MATERIAL SHOWN »
>> START

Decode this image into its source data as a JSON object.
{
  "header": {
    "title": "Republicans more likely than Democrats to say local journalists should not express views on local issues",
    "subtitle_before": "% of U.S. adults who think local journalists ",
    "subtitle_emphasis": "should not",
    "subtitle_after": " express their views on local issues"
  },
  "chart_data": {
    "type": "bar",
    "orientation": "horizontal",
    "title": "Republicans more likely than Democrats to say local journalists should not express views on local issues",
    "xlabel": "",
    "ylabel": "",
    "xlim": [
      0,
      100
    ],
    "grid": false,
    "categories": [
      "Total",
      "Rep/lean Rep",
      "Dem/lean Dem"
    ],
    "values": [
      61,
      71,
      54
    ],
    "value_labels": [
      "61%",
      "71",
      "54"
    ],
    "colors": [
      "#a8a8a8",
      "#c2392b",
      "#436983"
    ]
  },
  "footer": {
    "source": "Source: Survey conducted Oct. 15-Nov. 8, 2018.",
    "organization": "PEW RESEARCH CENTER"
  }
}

>> END

WRITTEN EXERCISE »
Go through the records. Copy each line where "local" appears.

WORKED ANSWER »
    "title": "Republicans more likely than Democrats to say local journalists should not express views on local issues",
    "subtitle_before": "% of U.S. adults who think local journalists ",
    "subtitle_after": " express their views on local issues"
    "title": "Republicans more likely than Democrats to say local journalists should not express views on local issues",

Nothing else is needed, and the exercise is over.